» **Vorliegender Text**:
Bei weniger als 80 gemeldeten Fällen pro Jahr im gesamten Bundesgebiet gelte Deutschland als masern-frei, erklärt Köllges zur Veranschaulichung. „Aber diese Hürde haben wir jetzt schon gerissen. Am 26. März hat das Robert-Koch-Institut 103 Fälle für 2024 gemeldet!“

Schuld ist die in den letzten Jahren gesunkene Impfquote. Erst bei 95 Prozent ist eine ausreichende Immunität vorhanden, um Ausbrüche zu verhindern. Doch von dieser Quote ist Mönchengladbach wie ganz Deutschland weit entfernt. Die bundesweite Impfquote für die von der Ständigen Impfkommission (STIKO) empfohlene zweite Masern-Impfung bei Kindern im Alter von 24 Monaten liegt laut Bundesministerium für Gesundheit bei nur 73,9 Prozent. Und auch bei den ab 1970 geborenen Erwachsenen klaffen große Impflücken. Dass das Masernschutzgesetz seit 2020 vorschreibt, dass Kinder und Kita-Mitarbeiter gegen Masern geimpft sein müssen, ändere daran wenig, wie Köllges erklärt. „Etwa zehn Prozent legen den Impfnachweis nicht vor.

Noch ein wichtiges Argument für die Masernimpfung: Sie ist völlig unproblematisch. „In all meinen Jahren in der Kinderklinik hat kein einziges Kind auf die Impfung reagiert, auch keines, bei dem die Eltern Sorge hatten wegen einer Allergie“, sagt Dr. Ingo Kern. Auch die Statistik belegt: Komplikationen treten bei einer Masernerkrankung um ein Viel-, ja Tausendfaches häufiger auf als bei der Impfung (Fieber etwa bei 98 Prozent der Kinder gegenüber 3-5 Prozent, Thrombozytopenie bei 1 von 3 000 Kindern gegenüber 1 von 50 000 Kindern).

Die Gladbacher Kinderärzte wollen alle geimpft wissen, damit es auch künftig keinen Masern-Ausbruch gibt. Ihr Ansatz: Die Hürden so gering wie möglich machen. „Die Impfung muss zu den Leuten, nicht die Leute zur Impfung“, fordert Köllges und erinnert noch einmal daran, dass jeder Arzt impfen kann, also auch der Frauenarzt den Mann oder der Kinderarzt die Mutter.

Mehr Info gibt es bei Info-Veranstaltungen am Samstag, 4. Mai, 10 bis 12 Uhr, auf dem Rheydter-Markt sowie von 13 bis 15 Uhr auf dem Sonnenhausplatz.

» **Erfasste Daten**:
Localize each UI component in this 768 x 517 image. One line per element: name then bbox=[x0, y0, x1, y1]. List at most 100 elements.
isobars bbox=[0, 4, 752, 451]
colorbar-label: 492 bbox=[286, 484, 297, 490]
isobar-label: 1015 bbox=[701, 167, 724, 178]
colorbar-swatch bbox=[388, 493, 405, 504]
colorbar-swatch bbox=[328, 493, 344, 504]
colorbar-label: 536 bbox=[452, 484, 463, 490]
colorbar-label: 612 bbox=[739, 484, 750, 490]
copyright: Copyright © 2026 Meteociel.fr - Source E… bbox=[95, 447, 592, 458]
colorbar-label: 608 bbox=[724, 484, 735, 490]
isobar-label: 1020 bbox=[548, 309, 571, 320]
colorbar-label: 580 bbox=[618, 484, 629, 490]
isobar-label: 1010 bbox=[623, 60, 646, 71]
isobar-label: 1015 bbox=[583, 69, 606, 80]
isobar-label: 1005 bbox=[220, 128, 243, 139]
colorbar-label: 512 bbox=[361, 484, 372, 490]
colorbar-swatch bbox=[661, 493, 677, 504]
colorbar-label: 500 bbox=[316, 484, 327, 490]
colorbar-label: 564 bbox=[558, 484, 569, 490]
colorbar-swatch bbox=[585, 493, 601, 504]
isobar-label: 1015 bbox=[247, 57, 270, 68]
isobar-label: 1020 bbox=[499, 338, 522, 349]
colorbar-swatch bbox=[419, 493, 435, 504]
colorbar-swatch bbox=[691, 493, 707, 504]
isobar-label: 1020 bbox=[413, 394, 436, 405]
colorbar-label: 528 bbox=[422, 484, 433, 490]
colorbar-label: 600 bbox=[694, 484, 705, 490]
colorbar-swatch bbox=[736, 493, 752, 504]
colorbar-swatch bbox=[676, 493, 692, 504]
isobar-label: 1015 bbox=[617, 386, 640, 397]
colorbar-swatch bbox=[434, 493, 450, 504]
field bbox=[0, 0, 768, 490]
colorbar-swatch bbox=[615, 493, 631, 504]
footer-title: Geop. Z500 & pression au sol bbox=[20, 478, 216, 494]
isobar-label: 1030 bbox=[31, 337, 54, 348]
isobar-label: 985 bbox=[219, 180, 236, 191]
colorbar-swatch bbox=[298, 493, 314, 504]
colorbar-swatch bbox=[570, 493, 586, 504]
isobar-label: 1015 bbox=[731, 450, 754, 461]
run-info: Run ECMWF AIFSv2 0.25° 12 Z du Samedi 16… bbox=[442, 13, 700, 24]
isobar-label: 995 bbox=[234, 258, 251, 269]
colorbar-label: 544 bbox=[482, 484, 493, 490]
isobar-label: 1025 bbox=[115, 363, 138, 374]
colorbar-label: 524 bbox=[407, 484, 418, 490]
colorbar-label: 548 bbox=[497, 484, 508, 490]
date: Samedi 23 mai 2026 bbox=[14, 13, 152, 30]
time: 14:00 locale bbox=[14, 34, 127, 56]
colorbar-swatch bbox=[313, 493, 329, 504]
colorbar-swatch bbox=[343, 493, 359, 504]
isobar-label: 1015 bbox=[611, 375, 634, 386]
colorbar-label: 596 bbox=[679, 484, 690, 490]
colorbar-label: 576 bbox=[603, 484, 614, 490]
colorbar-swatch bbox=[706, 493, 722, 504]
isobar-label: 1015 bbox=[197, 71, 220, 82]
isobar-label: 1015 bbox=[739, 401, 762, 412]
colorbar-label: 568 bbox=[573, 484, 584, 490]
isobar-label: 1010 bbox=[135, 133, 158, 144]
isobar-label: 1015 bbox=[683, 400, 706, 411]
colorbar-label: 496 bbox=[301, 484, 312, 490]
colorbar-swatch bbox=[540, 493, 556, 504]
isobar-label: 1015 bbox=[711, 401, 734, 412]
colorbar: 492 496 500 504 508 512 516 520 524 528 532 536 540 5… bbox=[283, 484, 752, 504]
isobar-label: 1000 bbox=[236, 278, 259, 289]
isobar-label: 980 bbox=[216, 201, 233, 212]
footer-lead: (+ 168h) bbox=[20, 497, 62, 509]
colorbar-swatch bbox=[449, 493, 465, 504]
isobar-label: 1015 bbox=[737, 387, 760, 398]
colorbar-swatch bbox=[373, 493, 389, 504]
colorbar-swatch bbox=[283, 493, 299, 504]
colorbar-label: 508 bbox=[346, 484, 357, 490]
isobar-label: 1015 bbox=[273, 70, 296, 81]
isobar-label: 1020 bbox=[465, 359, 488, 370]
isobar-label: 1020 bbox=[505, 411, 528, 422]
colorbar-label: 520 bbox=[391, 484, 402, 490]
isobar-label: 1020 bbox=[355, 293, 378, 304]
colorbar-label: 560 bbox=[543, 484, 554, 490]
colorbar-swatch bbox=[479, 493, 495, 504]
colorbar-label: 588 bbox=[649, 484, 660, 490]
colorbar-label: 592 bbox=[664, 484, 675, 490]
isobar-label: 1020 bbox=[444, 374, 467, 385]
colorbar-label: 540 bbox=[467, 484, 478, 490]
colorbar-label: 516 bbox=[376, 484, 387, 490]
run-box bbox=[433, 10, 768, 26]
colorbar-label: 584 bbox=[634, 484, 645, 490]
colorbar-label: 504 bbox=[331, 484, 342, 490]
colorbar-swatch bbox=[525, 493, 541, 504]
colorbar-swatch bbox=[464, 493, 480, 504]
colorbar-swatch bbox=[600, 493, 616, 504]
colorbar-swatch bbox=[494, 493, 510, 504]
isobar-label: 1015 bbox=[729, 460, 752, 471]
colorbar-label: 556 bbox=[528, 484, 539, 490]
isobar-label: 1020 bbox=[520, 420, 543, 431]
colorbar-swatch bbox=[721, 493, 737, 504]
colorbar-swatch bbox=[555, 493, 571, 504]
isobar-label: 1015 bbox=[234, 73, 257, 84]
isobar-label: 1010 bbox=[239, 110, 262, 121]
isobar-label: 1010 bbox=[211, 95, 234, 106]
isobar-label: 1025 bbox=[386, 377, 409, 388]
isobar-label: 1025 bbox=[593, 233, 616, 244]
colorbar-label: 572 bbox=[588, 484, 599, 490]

» **Aufgabe 1**: Welchen Wert nennt der Text zur Masernimpfung für die bundesweite Impfquote der zweiten Masern-Impfung bei Kindern im Alter von 24 Monaten?
» **Aufgabe 2**: Entnimm dem Text zur Masernimpfung wortgetreu die Stelle, die mit „Noch ein wichtiges“ beginnt und bis einschließlich „von 50 000 Kindern).“ weitergeht.
Das Material wird hierfür nicht gebraucht.

» **Ergebnis 1**: 73,9 Prozent

» **Ergebnis 2**:
Noch ein wichtiges Argument für die Masernimpfung: Sie ist völlig unproblematisch. „In all meinen Jahren in der Kinderklinik hat kein einziges Kind auf die Impfung reagiert, auch keines, bei dem die Eltern Sorge hatten wegen einer Allergie“, sagt Dr. Ingo Kern. Auch die Statistik belegt: Komplikationen treten bei einer Masernerkrankung um ein Viel-, ja Tausendfaches häufiger auf als bei der Impfung (Fieber etwa bei 98 Prozent der Kinder gegenüber 3-5 Prozent, Thrombozytopenie bei 1 von 3 000 Kindern gegenüber 1 von 50 000 Kindern).